### Instructions to follow
Spot each line in the records below where the word "ylabel" occurs, then copy it.

### Data extract
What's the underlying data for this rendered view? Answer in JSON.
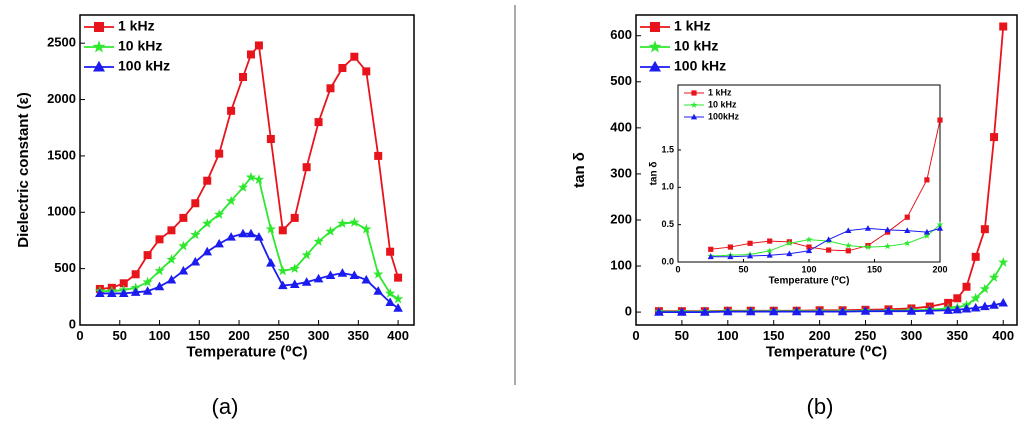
{
  "chart_data": [
    {
      "type": "line",
      "panel_label": "(a)",
      "x_label": "Temperature (⁰C)",
      "y_label": "Dielectric constant (ε)",
      "xlim": [
        0,
        420
      ],
      "xticks": [
        0,
        50,
        100,
        150,
        200,
        250,
        300,
        350,
        400
      ],
      "ylim": [
        0,
        2750
      ],
      "yticks": [
        0,
        500,
        1000,
        1500,
        2000,
        2500
      ],
      "legend": "upper left",
      "x": [
        25,
        40,
        55,
        70,
        85,
        100,
        115,
        130,
        145,
        160,
        175,
        190,
        205,
        215,
        225,
        240,
        255,
        270,
        285,
        300,
        315,
        330,
        345,
        360,
        375,
        390,
        400
      ],
      "series": [
        {
          "name": "1 kHz",
          "color": "#e8141c",
          "marker": "square",
          "values": [
            320,
            330,
            370,
            450,
            620,
            760,
            840,
            950,
            1080,
            1280,
            1520,
            1900,
            2200,
            2400,
            2480,
            1650,
            840,
            950,
            1400,
            1800,
            2100,
            2280,
            2380,
            2250,
            1500,
            650,
            420
          ]
        },
        {
          "name": "10 kHz",
          "color": "#2ee82e",
          "marker": "star",
          "values": [
            300,
            300,
            310,
            330,
            380,
            480,
            580,
            700,
            800,
            900,
            980,
            1100,
            1220,
            1310,
            1290,
            850,
            480,
            500,
            620,
            740,
            830,
            900,
            910,
            850,
            450,
            280,
            230
          ]
        },
        {
          "name": "100 kHz",
          "color": "#1c1cf0",
          "marker": "triangle",
          "values": [
            280,
            280,
            280,
            290,
            300,
            340,
            400,
            480,
            560,
            650,
            720,
            780,
            810,
            810,
            780,
            550,
            350,
            360,
            380,
            410,
            440,
            460,
            440,
            400,
            300,
            200,
            150
          ]
        }
      ]
    },
    {
      "type": "line",
      "panel_label": "(b)",
      "x_label": "Temperature (⁰C)",
      "y_label": "tan δ",
      "xlim": [
        0,
        415
      ],
      "xticks": [
        0,
        50,
        100,
        150,
        200,
        250,
        300,
        350,
        400
      ],
      "ylim": [
        -28,
        645
      ],
      "yticks": [
        0,
        100,
        200,
        300,
        400,
        500,
        600
      ],
      "legend": "upper left",
      "x": [
        25,
        50,
        75,
        100,
        125,
        150,
        175,
        200,
        225,
        250,
        275,
        300,
        320,
        340,
        350,
        360,
        370,
        380,
        390,
        400
      ],
      "series": [
        {
          "name": "1 kHz",
          "color": "#e8141c",
          "marker": "square",
          "values": [
            2,
            2,
            2,
            3,
            3,
            3,
            3,
            4,
            4,
            5,
            6,
            8,
            12,
            20,
            30,
            55,
            120,
            180,
            380,
            620
          ]
        },
        {
          "name": "10 kHz",
          "color": "#2ee82e",
          "marker": "star",
          "values": [
            1,
            1,
            1,
            2,
            2,
            2,
            2,
            2,
            2,
            3,
            3,
            4,
            5,
            8,
            10,
            15,
            30,
            50,
            75,
            108
          ]
        },
        {
          "name": "100 kHz",
          "color": "#1c1cf0",
          "marker": "triangle",
          "values": [
            0,
            0,
            0,
            1,
            1,
            1,
            1,
            1,
            1,
            2,
            2,
            2,
            3,
            4,
            5,
            7,
            9,
            12,
            15,
            20
          ]
        }
      ]
    },
    {
      "type": "line",
      "x_label": "Temperature (⁰C)",
      "y_label": "tan δ",
      "xlim": [
        0,
        200
      ],
      "xticks": [
        0,
        50,
        100,
        150,
        200
      ],
      "ylim": [
        0,
        2.37
      ],
      "yticks": [
        {
          "value": 0,
          "label": "0.0"
        },
        {
          "value": 0.5,
          "label": "0.5"
        },
        {
          "value": 1,
          "label": "1.0"
        },
        {
          "value": 1.5,
          "label": "1.5"
        }
      ],
      "legend": "upper left",
      "x": [
        25,
        40,
        55,
        70,
        85,
        100,
        115,
        130,
        145,
        160,
        175,
        190,
        200
      ],
      "series": [
        {
          "name": "1 kHz",
          "color": "#e8141c",
          "marker": "square",
          "values": [
            0.17,
            0.2,
            0.25,
            0.28,
            0.27,
            0.2,
            0.16,
            0.15,
            0.22,
            0.4,
            0.6,
            1.1,
            1.9
          ]
        },
        {
          "name": "10 kHz",
          "color": "#2ee82e",
          "marker": "star",
          "values": [
            0.08,
            0.09,
            0.1,
            0.15,
            0.25,
            0.3,
            0.28,
            0.22,
            0.2,
            0.21,
            0.25,
            0.35,
            0.5
          ]
        },
        {
          "name": "100kHz",
          "color": "#1c1cf0",
          "marker": "triangle",
          "values": [
            0.07,
            0.07,
            0.08,
            0.09,
            0.11,
            0.15,
            0.3,
            0.42,
            0.45,
            0.43,
            0.42,
            0.4,
            0.45
          ]
        }
      ]
    }
  ]
}
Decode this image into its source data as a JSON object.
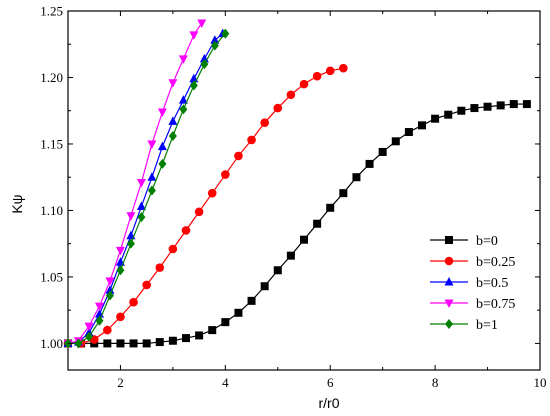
{
  "chart_data": {
    "type": "line",
    "title": "",
    "xlabel": "r/r0",
    "ylabel": "Kψ",
    "xlim": [
      1,
      10
    ],
    "ylim": [
      0.98,
      1.25
    ],
    "x_ticks": [
      2,
      4,
      6,
      8,
      10
    ],
    "x_tick_labels": [
      "2",
      "4",
      "6",
      "8",
      "10"
    ],
    "y_ticks": [
      1.0,
      1.05,
      1.1,
      1.15,
      1.2,
      1.25
    ],
    "y_tick_labels": [
      "1.00",
      "1.05",
      "1.10",
      "1.15",
      "1.20",
      "1.25"
    ],
    "grid": false,
    "legend_position": "bottom-right",
    "series": [
      {
        "name": "b=0",
        "color": "#000000",
        "marker": "square",
        "points": [
          [
            1.0,
            1.0
          ],
          [
            1.25,
            1.0
          ],
          [
            1.5,
            1.0
          ],
          [
            1.75,
            1.0
          ],
          [
            2.0,
            1.0
          ],
          [
            2.25,
            1.0
          ],
          [
            2.5,
            1.0
          ],
          [
            2.75,
            1.001
          ],
          [
            3.0,
            1.002
          ],
          [
            3.25,
            1.004
          ],
          [
            3.5,
            1.006
          ],
          [
            3.75,
            1.01
          ],
          [
            4.0,
            1.016
          ],
          [
            4.25,
            1.023
          ],
          [
            4.5,
            1.032
          ],
          [
            4.75,
            1.043
          ],
          [
            5.0,
            1.055
          ],
          [
            5.25,
            1.066
          ],
          [
            5.5,
            1.078
          ],
          [
            5.75,
            1.09
          ],
          [
            6.0,
            1.102
          ],
          [
            6.25,
            1.113
          ],
          [
            6.5,
            1.125
          ],
          [
            6.75,
            1.135
          ],
          [
            7.0,
            1.144
          ],
          [
            7.25,
            1.152
          ],
          [
            7.5,
            1.159
          ],
          [
            7.75,
            1.164
          ],
          [
            8.0,
            1.169
          ],
          [
            8.25,
            1.172
          ],
          [
            8.5,
            1.175
          ],
          [
            8.75,
            1.177
          ],
          [
            9.0,
            1.178
          ],
          [
            9.25,
            1.179
          ],
          [
            9.5,
            1.18
          ],
          [
            9.75,
            1.18
          ]
        ]
      },
      {
        "name": "b=0.25",
        "color": "#ff0000",
        "marker": "circle",
        "points": [
          [
            1.0,
            1.0
          ],
          [
            1.25,
            1.0
          ],
          [
            1.5,
            1.003
          ],
          [
            1.75,
            1.01
          ],
          [
            2.0,
            1.02
          ],
          [
            2.25,
            1.031
          ],
          [
            2.5,
            1.044
          ],
          [
            2.75,
            1.057
          ],
          [
            3.0,
            1.071
          ],
          [
            3.25,
            1.085
          ],
          [
            3.5,
            1.099
          ],
          [
            3.75,
            1.113
          ],
          [
            4.0,
            1.127
          ],
          [
            4.25,
            1.141
          ],
          [
            4.5,
            1.153
          ],
          [
            4.75,
            1.166
          ],
          [
            5.0,
            1.177
          ],
          [
            5.25,
            1.187
          ],
          [
            5.5,
            1.195
          ],
          [
            5.75,
            1.201
          ],
          [
            6.0,
            1.205
          ],
          [
            6.25,
            1.207
          ]
        ]
      },
      {
        "name": "b=0.5",
        "color": "#0000ff",
        "marker": "triangle-up",
        "points": [
          [
            1.0,
            1.0
          ],
          [
            1.2,
            1.001
          ],
          [
            1.4,
            1.008
          ],
          [
            1.6,
            1.022
          ],
          [
            1.8,
            1.04
          ],
          [
            2.0,
            1.061
          ],
          [
            2.2,
            1.081
          ],
          [
            2.4,
            1.103
          ],
          [
            2.6,
            1.125
          ],
          [
            2.8,
            1.148
          ],
          [
            3.0,
            1.167
          ],
          [
            3.2,
            1.183
          ],
          [
            3.4,
            1.199
          ],
          [
            3.6,
            1.214
          ],
          [
            3.8,
            1.228
          ],
          [
            3.95,
            1.233
          ]
        ]
      },
      {
        "name": "b=0.75",
        "color": "#ff00ff",
        "marker": "triangle-down",
        "points": [
          [
            1.0,
            1.0
          ],
          [
            1.2,
            1.002
          ],
          [
            1.4,
            1.013
          ],
          [
            1.6,
            1.028
          ],
          [
            1.8,
            1.047
          ],
          [
            2.0,
            1.07
          ],
          [
            2.2,
            1.096
          ],
          [
            2.4,
            1.121
          ],
          [
            2.6,
            1.15
          ],
          [
            2.8,
            1.174
          ],
          [
            3.0,
            1.196
          ],
          [
            3.2,
            1.214
          ],
          [
            3.4,
            1.232
          ],
          [
            3.55,
            1.241
          ]
        ]
      },
      {
        "name": "b=1",
        "color": "#008000",
        "marker": "diamond",
        "points": [
          [
            1.0,
            1.0
          ],
          [
            1.2,
            1.0
          ],
          [
            1.4,
            1.005
          ],
          [
            1.6,
            1.017
          ],
          [
            1.8,
            1.036
          ],
          [
            2.0,
            1.055
          ],
          [
            2.2,
            1.075
          ],
          [
            2.4,
            1.095
          ],
          [
            2.6,
            1.115
          ],
          [
            2.8,
            1.135
          ],
          [
            3.0,
            1.156
          ],
          [
            3.2,
            1.176
          ],
          [
            3.4,
            1.194
          ],
          [
            3.6,
            1.21
          ],
          [
            3.8,
            1.224
          ],
          [
            4.0,
            1.233
          ]
        ]
      }
    ]
  }
}
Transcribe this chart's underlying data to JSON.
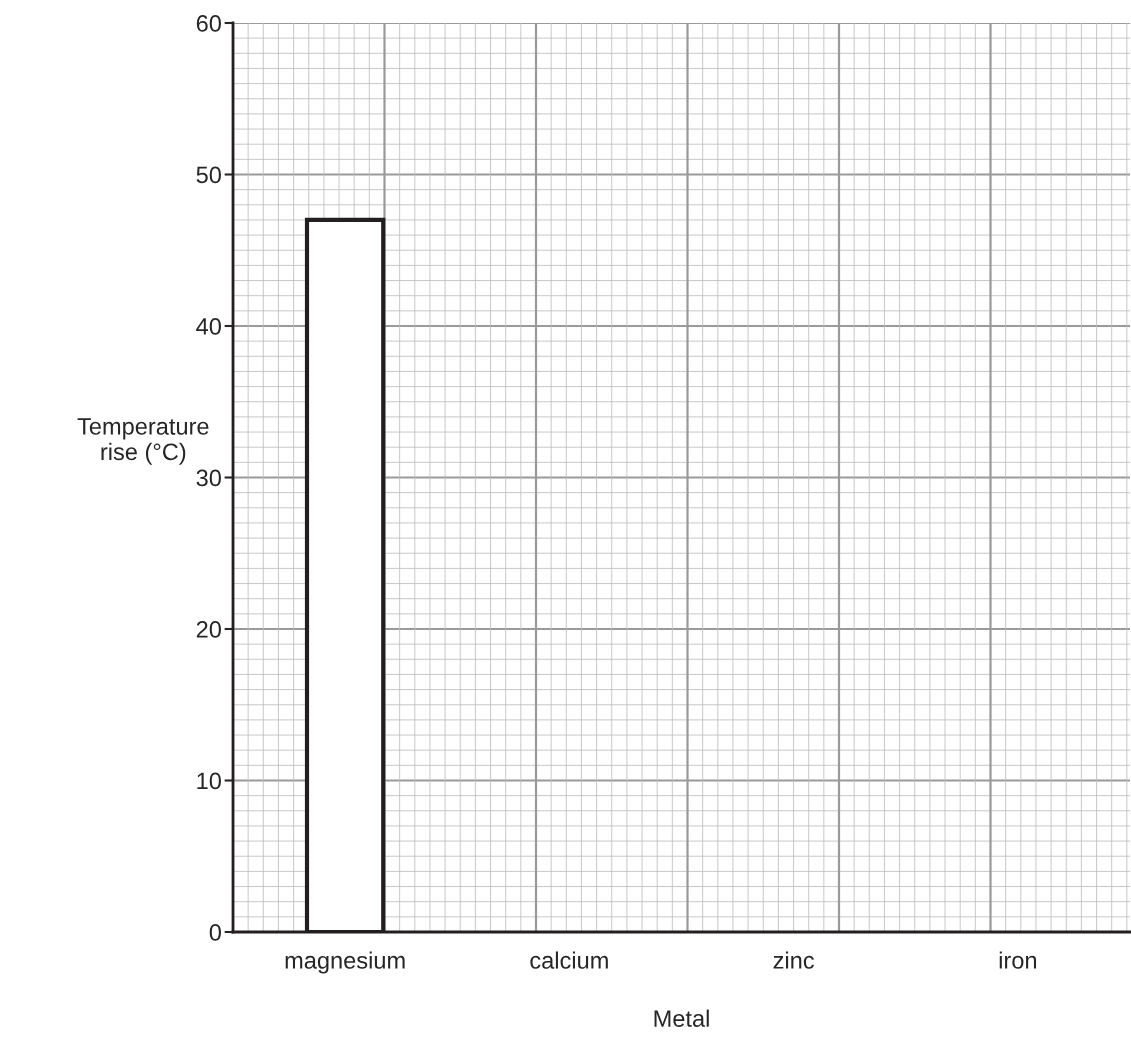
{
  "chart_data": {
    "type": "bar",
    "xlabel": "Metal",
    "ylabel": "Temperature\nrise (°C)",
    "categories": [
      "magnesium",
      "calcium",
      "zinc",
      "iron"
    ],
    "values": [
      47,
      null,
      null,
      null
    ],
    "color": "#ffffff",
    "ylim": [
      0,
      60
    ],
    "yticks": [
      0,
      10,
      20,
      30,
      40,
      50,
      60
    ],
    "grid": true
  }
}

### The solution
    "ylabel": "Kψ",
    "ylabel": "Temperature\nrise (°C)",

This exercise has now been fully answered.